■ **SHORT EXERCISE**:
Do not copy the pictures; transcribe all other material exactly.

* start DATA SUPPLIED *

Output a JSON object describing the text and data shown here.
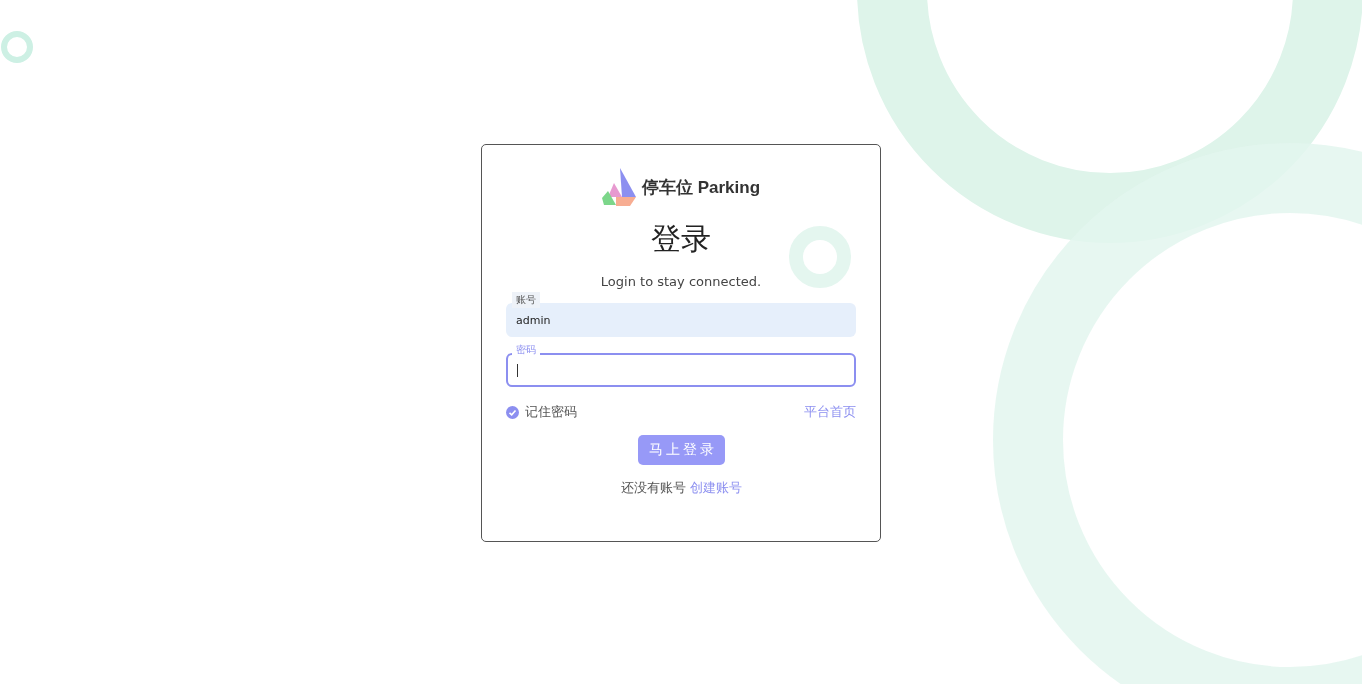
{
  "brand": {
    "name": "停车位 Parking"
  },
  "title": "登录",
  "subtitle": "Login to stay connected.",
  "fields": [
    {
      "label": "账号",
      "value": "admin",
      "focused": false,
      "filled": true
    },
    {
      "label": "密码",
      "focused": true,
      "filled": false
    }
  ],
  "remember": {
    "label": "记住密码",
    "checked": true
  },
  "home_link": "平台首页",
  "submit": "马上登录",
  "signup": {
    "prompt": "还没有账号",
    "link": "创建账号"
  }
}
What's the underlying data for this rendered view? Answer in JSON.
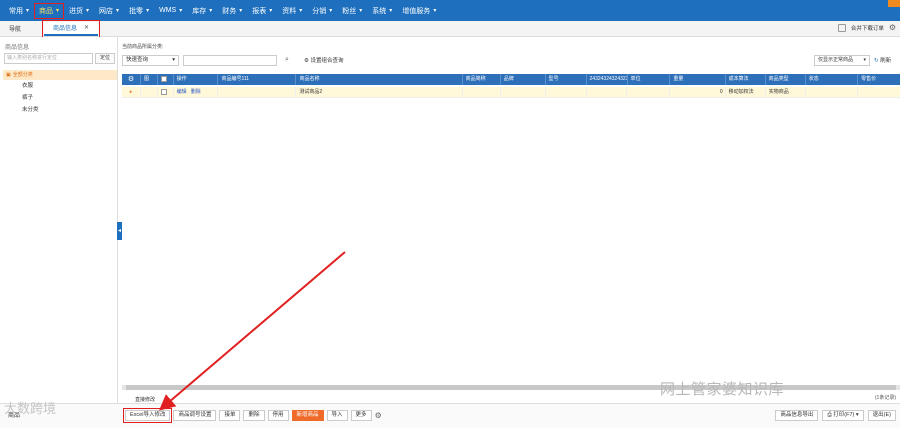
{
  "menubar": {
    "items": [
      "常用",
      "商品",
      "进货",
      "网店",
      "批零",
      "WMS",
      "库存",
      "财务",
      "报表",
      "资料",
      "分销",
      "粉丝",
      "系统",
      "增值服务"
    ]
  },
  "tabbar": {
    "nav_label": "导航",
    "active_tab_label": "商品信息",
    "right_label": "合并下载订单"
  },
  "sidebar": {
    "title": "商品信息",
    "search_placeholder": "输入类别名称进行定位",
    "locate_button": "定位",
    "tree": {
      "root": "全部分类",
      "children": [
        "衣服",
        "裤子",
        "未分类"
      ]
    }
  },
  "toolbar": {
    "category_label": "当前商品所属分类:",
    "quick_query": "快速查询",
    "combo_query": "设置组合查询",
    "filter_value": "仅显示正常商品",
    "refresh": "刷新"
  },
  "grid": {
    "columns": [
      "",
      "图",
      "",
      "操作",
      "商品编号111",
      "商品名称",
      "商品简称",
      "品牌",
      "型号",
      "24324324324323",
      "单位",
      "重量",
      "成本算法",
      "商品类型",
      "状态",
      "零售价"
    ],
    "rows": [
      {
        "edit": "编辑",
        "delete": "删除",
        "name": "测试商品2",
        "weight": "0",
        "cost_method": "移动加权法",
        "type": "实物商品"
      }
    ],
    "batch_edit": "直接修改",
    "record_count": "(1条记录)"
  },
  "bottombar": {
    "left_label": "商品",
    "buttons": [
      "Excel导入修改",
      "商品调号设置",
      "接单",
      "删除",
      "停用",
      "新增商品",
      "导入",
      "更多"
    ],
    "export": "商品信息导出",
    "print": "打印(F7)",
    "exit": "退出(E)"
  },
  "watermarks": {
    "right": "网上管家婆知识库",
    "left": "大数跨境"
  },
  "colors": {
    "brand": "#1e6fbe",
    "accent": "#f06a2a",
    "highlight": "#e02020"
  }
}
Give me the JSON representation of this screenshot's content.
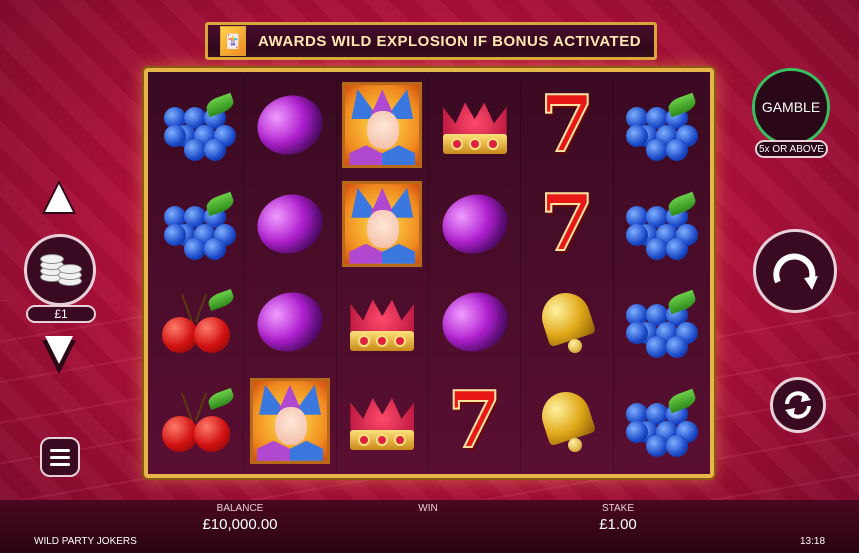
{
  "banner": {
    "text": "AWARDS WILD EXPLOSION IF BONUS ACTIVATED",
    "icon": "joker-icon"
  },
  "reels": [
    [
      "blueberry",
      "plum",
      "joker",
      "crown",
      "seven",
      "blueberry"
    ],
    [
      "blueberry",
      "plum",
      "joker",
      "plum",
      "seven",
      "blueberry"
    ],
    [
      "cherry",
      "plum",
      "crown",
      "plum",
      "bell",
      "blueberry"
    ],
    [
      "cherry",
      "joker",
      "crown",
      "seven",
      "bell",
      "blueberry"
    ]
  ],
  "controls": {
    "gamble_label": "GAMBLE",
    "gamble_sub": "5x OR ABOVE",
    "stake_pill": "£1"
  },
  "bottom": {
    "balance_label": "BALANCE",
    "balance_value": "£10,000.00",
    "win_label": "WIN",
    "win_value": "",
    "stake_label": "STAKE",
    "stake_value": "£1.00",
    "game_name": "WILD PARTY JOKERS",
    "clock": "13:18"
  },
  "colors": {
    "frame": "#e6b64a",
    "background": "#b4103c",
    "gamble_ring": "#38c060"
  }
}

* end DATA SUPPLIED *

■ **FULL RESPONSE**:
Output a JSON object describing the text and data shown here.
{
  "brand": {
    "name": "停车位 Parking"
  },
  "title": "登录",
  "subtitle": "Login to stay connected.",
  "fields": [
    {
      "label": "账号",
      "value": "admin",
      "focused": false,
      "filled": true
    },
    {
      "label": "密码",
      "focused": true,
      "filled": false
    }
  ],
  "remember": {
    "label": "记住密码",
    "checked": true
  },
  "home_link": "平台首页",
  "submit": "马上登录",
  "signup": {
    "prompt": "还没有账号",
    "link": "创建账号"
  }
}
What's the underlying data for this rendered view? Answer in JSON.
{
  "menubar": {
    "items": [
      "常用",
      "商品",
      "进货",
      "网店",
      "批零",
      "WMS",
      "库存",
      "财务",
      "报表",
      "资料",
      "分销",
      "粉丝",
      "系统",
      "增值服务"
    ]
  },
  "tabbar": {
    "nav_label": "导航",
    "active_tab_label": "商品信息",
    "right_label": "合并下载订单"
  },
  "sidebar": {
    "title": "商品信息",
    "search_placeholder": "输入类别名称进行定位",
    "locate_button": "定位",
    "tree": {
      "root": "全部分类",
      "children": [
        "衣服",
        "裤子",
        "未分类"
      ]
    }
  },
  "toolbar": {
    "category_label": "当前商品所属分类:",
    "quick_query": "快速查询",
    "combo_query": "设置组合查询",
    "filter_value": "仅显示正常商品",
    "refresh": "刷新"
  },
  "grid": {
    "columns": [
      "",
      "图",
      "",
      "操作",
      "商品编号111",
      "商品名称",
      "商品简称",
      "品牌",
      "型号",
      "24324324324323",
      "单位",
      "重量",
      "成本算法",
      "商品类型",
      "状态",
      "零售价"
    ],
    "rows": [
      {
        "edit": "编辑",
        "delete": "删除",
        "name": "测试商品2",
        "weight": "0",
        "cost_method": "移动加权法",
        "type": "实物商品"
      }
    ],
    "batch_edit": "直接修改",
    "record_count": "(1条记录)"
  },
  "bottombar": {
    "left_label": "商品",
    "buttons": [
      "Excel导入修改",
      "商品调号设置",
      "接单",
      "删除",
      "停用",
      "新增商品",
      "导入",
      "更多"
    ],
    "export": "商品信息导出",
    "print": "打印(F7)",
    "exit": "退出(E)"
  },
  "watermarks": {
    "right": "网上管家婆知识库",
    "left": "大数跨境"
  },
  "colors": {
    "brand": "#1e6fbe",
    "accent": "#f06a2a",
    "highlight": "#e02020"
  }
}
Give me the JSON representation of this screenshot's content.
{
  "banner": {
    "text": "AWARDS WILD EXPLOSION IF BONUS ACTIVATED",
    "icon": "joker-icon"
  },
  "reels": [
    [
      "blueberry",
      "plum",
      "joker",
      "crown",
      "seven",
      "blueberry"
    ],
    [
      "blueberry",
      "plum",
      "joker",
      "plum",
      "seven",
      "blueberry"
    ],
    [
      "cherry",
      "plum",
      "crown",
      "plum",
      "bell",
      "blueberry"
    ],
    [
      "cherry",
      "joker",
      "crown",
      "seven",
      "bell",
      "blueberry"
    ]
  ],
  "controls": {
    "gamble_label": "GAMBLE",
    "gamble_sub": "5x OR ABOVE",
    "stake_pill": "£1"
  },
  "bottom": {
    "balance_label": "BALANCE",
    "balance_value": "£10,000.00",
    "win_label": "WIN",
    "win_value": "",
    "stake_label": "STAKE",
    "stake_value": "£1.00",
    "game_name": "WILD PARTY JOKERS",
    "clock": "13:18"
  },
  "colors": {
    "frame": "#e6b64a",
    "background": "#b4103c",
    "gamble_ring": "#38c060"
  }
}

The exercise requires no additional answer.